### Directions for this task
Reproduce the listing that follows with no differences at all.

### Records contained in a dataset
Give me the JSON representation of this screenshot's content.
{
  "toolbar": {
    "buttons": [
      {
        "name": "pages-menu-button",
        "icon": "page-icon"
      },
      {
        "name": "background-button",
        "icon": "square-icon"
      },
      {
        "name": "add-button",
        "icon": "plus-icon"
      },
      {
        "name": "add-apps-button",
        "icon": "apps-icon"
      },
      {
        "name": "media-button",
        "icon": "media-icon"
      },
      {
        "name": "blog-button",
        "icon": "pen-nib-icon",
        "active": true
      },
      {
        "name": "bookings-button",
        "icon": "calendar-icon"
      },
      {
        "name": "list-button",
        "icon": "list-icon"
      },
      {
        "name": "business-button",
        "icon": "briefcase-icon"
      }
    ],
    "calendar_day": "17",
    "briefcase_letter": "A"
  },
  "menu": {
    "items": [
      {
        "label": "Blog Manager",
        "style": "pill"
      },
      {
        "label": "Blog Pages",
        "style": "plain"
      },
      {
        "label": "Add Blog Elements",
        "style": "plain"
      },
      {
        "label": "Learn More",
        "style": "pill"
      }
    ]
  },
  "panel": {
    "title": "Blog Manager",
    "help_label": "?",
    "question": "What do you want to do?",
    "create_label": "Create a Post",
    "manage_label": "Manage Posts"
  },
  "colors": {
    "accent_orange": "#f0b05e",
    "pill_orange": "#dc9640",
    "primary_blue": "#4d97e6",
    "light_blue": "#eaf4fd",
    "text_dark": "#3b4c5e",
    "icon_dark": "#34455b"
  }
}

### Final result
Give me the JSON representation of this screenshot's content.
{
  "toolbar": {
    "buttons": [
      {
        "name": "pages-menu-button",
        "icon": "page-icon"
      },
      {
        "name": "background-button",
        "icon": "square-icon"
      },
      {
        "name": "add-button",
        "icon": "plus-icon"
      },
      {
        "name": "add-apps-button",
        "icon": "apps-icon"
      },
      {
        "name": "media-button",
        "icon": "media-icon"
      },
      {
        "name": "blog-button",
        "icon": "pen-nib-icon",
        "active": true
      },
      {
        "name": "bookings-button",
        "icon": "calendar-icon"
      },
      {
        "name": "list-button",
        "icon": "list-icon"
      },
      {
        "name": "business-button",
        "icon": "briefcase-icon"
      }
    ],
    "calendar_day": "17",
    "briefcase_letter": "A"
  },
  "menu": {
    "items": [
      {
        "label": "Blog Manager",
        "style": "pill"
      },
      {
        "label": "Blog Pages",
        "style": "plain"
      },
      {
        "label": "Add Blog Elements",
        "style": "plain"
      },
      {
        "label": "Learn More",
        "style": "pill"
      }
    ]
  },
  "panel": {
    "title": "Blog Manager",
    "help_label": "?",
    "question": "What do you want to do?",
    "create_label": "Create a Post",
    "manage_label": "Manage Posts"
  },
  "colors": {
    "accent_orange": "#f0b05e",
    "pill_orange": "#dc9640",
    "primary_blue": "#4d97e6",
    "light_blue": "#eaf4fd",
    "text_dark": "#3b4c5e",
    "icon_dark": "#34455b"
  }
}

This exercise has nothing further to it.